_Stated exercise_.
Continue the passage on Horizon's allowance for loan losses, starting after its last sentence.
BEGIN Text segment
At December 31, 2004, the allowance for loan losses was $7.193 million or 1.28% of total loans outstanding, compared to $6.909 million or 1.54% at December 31, 2003. During 2004, the provision for loan losses totaled $990 thousand compared to $1.350 million in 2003. The allowance as a percent of total loans decreased due to strong credit quality and loan loss ratios which are better than those of Horizon’s peers. However, no assurance can be given that Horizon will not, in any particular period, sustain loan losses that are significant in relation to the amount reserved, or that subsequent evaluations of the loan portfolio, in light of factors then prevailing, including economic conditions and management’s ongoing quarterly assessments of the portfolio, will not require increases in the allowance for loan losses. Horizon considers the allowance for loan losses to be adequate to cover losses inherent in the loan portfolio as of December 31, 2004.
END Text segment
BEGIN Record extracts
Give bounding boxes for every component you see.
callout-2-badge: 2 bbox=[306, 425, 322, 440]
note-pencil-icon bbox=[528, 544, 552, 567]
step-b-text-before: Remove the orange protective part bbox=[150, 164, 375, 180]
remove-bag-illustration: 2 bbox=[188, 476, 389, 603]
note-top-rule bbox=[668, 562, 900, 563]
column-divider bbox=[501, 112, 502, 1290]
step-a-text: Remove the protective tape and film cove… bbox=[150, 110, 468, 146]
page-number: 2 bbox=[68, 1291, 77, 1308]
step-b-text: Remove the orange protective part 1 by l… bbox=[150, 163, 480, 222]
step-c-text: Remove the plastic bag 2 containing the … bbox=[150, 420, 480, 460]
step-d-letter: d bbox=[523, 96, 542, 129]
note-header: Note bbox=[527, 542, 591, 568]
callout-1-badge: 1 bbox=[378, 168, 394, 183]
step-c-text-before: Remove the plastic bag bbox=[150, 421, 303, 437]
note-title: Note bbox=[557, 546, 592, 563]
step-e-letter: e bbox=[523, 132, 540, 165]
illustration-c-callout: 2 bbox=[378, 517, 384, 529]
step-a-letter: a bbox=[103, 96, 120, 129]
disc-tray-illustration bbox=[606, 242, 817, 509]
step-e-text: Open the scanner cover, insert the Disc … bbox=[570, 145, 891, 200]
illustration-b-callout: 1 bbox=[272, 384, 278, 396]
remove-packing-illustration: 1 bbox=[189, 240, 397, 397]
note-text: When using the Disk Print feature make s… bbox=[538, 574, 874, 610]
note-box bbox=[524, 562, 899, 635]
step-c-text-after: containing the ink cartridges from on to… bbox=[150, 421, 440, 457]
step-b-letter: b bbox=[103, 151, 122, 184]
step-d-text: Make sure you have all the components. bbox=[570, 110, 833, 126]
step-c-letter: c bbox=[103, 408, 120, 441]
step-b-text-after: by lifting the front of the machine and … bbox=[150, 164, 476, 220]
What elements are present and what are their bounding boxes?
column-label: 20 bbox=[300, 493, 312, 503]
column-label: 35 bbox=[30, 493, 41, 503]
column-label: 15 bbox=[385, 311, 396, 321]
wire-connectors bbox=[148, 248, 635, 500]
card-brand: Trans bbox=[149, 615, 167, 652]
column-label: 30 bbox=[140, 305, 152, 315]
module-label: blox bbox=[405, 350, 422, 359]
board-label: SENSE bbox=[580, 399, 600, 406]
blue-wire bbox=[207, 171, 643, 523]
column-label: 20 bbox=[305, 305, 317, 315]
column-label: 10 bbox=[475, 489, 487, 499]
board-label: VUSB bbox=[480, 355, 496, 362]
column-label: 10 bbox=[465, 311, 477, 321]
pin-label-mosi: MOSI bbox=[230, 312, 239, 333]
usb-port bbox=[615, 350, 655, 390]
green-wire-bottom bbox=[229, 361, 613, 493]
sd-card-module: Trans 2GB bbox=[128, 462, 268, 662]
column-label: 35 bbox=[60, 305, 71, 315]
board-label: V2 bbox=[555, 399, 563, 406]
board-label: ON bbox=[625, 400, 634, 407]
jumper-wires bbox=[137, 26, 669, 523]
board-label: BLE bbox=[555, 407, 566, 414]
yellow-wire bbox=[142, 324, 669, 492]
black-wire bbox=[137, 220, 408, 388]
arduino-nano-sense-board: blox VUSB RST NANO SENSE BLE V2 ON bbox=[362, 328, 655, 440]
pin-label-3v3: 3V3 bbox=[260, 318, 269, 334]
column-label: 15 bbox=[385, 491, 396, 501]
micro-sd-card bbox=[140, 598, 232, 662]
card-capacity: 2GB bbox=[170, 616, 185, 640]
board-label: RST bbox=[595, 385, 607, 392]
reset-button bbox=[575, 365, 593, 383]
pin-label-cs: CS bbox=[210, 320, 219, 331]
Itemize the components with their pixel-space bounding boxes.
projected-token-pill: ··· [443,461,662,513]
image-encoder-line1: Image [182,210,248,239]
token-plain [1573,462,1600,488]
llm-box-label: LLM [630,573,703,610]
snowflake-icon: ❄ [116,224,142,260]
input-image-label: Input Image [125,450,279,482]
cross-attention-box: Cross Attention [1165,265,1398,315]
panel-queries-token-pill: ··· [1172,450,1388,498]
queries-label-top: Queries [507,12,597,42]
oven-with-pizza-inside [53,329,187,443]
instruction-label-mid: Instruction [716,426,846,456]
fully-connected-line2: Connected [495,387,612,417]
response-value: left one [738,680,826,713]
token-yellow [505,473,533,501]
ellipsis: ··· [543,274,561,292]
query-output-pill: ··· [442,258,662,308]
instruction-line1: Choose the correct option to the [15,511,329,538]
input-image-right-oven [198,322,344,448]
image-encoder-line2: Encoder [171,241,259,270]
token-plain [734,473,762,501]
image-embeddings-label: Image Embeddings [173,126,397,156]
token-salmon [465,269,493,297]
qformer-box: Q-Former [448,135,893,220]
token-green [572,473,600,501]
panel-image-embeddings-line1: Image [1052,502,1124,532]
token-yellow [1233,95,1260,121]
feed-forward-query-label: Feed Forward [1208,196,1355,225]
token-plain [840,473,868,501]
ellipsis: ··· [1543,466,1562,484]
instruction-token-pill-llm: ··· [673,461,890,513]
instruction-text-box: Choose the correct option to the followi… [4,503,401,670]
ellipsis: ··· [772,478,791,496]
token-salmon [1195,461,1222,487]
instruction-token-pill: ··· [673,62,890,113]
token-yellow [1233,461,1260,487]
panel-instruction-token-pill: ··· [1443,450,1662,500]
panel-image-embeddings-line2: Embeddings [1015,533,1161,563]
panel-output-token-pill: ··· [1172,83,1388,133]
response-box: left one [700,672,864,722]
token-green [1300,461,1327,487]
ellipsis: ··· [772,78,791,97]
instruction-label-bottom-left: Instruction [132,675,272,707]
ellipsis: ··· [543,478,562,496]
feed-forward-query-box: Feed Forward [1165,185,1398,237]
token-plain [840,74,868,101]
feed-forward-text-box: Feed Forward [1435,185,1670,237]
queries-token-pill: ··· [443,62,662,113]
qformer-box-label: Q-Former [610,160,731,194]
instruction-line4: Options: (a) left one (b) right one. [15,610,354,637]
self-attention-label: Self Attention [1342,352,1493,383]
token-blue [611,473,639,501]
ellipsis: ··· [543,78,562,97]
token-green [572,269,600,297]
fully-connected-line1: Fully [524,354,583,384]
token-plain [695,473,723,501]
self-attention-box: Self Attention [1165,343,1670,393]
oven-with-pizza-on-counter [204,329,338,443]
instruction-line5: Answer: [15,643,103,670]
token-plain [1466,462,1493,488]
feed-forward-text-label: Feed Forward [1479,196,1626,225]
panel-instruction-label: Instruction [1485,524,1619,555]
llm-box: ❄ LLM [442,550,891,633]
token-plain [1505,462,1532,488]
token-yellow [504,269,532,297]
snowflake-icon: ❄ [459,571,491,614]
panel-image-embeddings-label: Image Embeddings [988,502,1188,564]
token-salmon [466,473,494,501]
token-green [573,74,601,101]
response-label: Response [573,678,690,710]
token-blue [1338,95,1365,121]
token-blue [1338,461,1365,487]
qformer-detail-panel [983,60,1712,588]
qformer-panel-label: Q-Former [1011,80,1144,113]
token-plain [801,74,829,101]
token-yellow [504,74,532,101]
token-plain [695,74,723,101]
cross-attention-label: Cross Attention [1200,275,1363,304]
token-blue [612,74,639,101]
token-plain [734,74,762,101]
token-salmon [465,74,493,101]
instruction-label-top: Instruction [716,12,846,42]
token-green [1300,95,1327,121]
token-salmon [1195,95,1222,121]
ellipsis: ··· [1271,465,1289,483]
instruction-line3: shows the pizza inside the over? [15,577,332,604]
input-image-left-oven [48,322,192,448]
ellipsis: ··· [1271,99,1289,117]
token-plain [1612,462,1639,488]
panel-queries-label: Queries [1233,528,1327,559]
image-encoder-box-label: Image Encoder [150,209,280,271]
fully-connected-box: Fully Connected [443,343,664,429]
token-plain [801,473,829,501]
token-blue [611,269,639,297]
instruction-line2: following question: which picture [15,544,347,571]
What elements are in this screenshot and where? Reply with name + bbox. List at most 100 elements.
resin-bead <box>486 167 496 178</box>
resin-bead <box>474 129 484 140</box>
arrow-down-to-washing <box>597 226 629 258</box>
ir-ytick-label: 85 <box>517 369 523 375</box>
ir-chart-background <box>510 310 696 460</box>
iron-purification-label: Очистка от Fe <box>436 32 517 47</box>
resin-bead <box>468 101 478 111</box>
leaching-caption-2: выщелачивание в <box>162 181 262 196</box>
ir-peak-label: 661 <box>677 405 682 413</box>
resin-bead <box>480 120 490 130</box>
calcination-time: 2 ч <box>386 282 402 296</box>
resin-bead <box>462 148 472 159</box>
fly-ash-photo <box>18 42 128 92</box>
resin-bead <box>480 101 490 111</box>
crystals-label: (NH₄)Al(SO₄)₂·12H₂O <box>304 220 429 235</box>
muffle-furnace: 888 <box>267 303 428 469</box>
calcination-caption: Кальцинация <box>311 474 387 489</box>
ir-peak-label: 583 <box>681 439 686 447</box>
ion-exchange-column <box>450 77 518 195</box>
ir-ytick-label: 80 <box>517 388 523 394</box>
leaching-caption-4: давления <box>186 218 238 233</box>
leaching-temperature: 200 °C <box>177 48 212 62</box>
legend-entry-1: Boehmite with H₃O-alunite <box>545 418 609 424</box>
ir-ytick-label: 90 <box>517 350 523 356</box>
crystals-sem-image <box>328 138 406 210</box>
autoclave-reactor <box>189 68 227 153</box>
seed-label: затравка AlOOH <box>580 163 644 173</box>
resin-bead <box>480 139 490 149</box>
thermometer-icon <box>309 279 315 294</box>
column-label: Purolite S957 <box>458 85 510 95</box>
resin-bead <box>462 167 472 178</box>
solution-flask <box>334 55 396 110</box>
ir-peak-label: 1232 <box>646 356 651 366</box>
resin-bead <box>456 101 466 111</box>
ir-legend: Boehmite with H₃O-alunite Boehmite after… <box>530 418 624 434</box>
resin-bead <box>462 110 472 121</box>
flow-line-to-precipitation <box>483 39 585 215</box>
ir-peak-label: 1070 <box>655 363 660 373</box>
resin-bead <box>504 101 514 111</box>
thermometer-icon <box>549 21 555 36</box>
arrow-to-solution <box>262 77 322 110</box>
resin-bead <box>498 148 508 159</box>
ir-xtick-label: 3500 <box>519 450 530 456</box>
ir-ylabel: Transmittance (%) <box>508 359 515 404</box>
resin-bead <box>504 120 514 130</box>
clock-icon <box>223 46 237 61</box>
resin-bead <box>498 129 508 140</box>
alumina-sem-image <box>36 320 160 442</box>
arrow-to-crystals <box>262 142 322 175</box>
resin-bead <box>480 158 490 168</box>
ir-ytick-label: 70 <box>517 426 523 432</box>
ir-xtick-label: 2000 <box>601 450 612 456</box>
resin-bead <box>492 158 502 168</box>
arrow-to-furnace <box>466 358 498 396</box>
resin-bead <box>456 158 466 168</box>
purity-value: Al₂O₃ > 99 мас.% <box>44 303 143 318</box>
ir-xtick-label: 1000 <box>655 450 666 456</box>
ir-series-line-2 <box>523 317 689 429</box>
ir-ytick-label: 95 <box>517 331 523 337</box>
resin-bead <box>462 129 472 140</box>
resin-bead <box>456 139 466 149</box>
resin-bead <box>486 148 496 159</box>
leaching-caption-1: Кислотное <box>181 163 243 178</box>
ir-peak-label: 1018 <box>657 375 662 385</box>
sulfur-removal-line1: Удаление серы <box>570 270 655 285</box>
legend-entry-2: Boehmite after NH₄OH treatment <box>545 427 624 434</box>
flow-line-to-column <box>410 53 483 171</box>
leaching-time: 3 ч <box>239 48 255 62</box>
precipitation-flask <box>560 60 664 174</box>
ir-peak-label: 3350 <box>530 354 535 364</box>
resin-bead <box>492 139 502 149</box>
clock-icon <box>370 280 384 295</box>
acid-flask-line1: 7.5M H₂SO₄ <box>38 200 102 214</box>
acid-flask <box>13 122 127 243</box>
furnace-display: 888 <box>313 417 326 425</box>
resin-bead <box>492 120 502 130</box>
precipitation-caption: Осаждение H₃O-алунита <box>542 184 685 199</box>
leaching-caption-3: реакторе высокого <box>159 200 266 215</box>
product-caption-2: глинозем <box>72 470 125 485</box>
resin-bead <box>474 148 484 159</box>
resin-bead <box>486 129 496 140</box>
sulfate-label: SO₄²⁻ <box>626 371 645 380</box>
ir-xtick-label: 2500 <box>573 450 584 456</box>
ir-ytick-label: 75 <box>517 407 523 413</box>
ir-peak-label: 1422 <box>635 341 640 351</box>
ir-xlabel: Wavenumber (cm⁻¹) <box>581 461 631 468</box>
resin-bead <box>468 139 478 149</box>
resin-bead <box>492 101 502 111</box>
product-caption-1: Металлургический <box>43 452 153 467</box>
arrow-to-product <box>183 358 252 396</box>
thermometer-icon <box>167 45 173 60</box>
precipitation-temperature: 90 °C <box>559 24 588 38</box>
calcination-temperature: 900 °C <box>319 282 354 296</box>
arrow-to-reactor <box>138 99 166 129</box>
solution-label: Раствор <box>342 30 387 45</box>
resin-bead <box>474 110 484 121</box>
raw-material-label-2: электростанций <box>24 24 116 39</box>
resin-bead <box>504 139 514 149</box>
END Record extracts
_Task answer_.
Nonperforming Loans

Nonperforming loans are defined as loans that are greater than 90 days delinquent or have had the accrual of interest discontinued by management. Management continues to work diligently toward returning nonperforming loans to an earning asset basis. Nonperforming loans for the previous three years ending December 31 are as follows:

                         
    2004     2003     2002  
Nonperforming loans
  $ 1,358     $ 1,882     $ 1,293  

Nonperforming loans total 19% of the allowance for loan losses at December 31, 2004 compared to 27% and 21% of the allowance for loan losses on December 31, 2003 and 2002, respectively.

A loan becomes impaired when, based on current information, it is probable that a creditor will be unable to collect all amounts due according to the contractual terms of the loan agreement. When a loan is classified as impaired, the degree of impairment must be recognized by estimating future cash flows from the debtor. The present value of these cash flows is computed at a discount rate based on the interest rate contained in the loan agreement. However, if a particular loan has a determinable market value, the creditor may use that value. Also, if the loan is secured and considered collateral dependent, the creditor may use the fair value of the collateral.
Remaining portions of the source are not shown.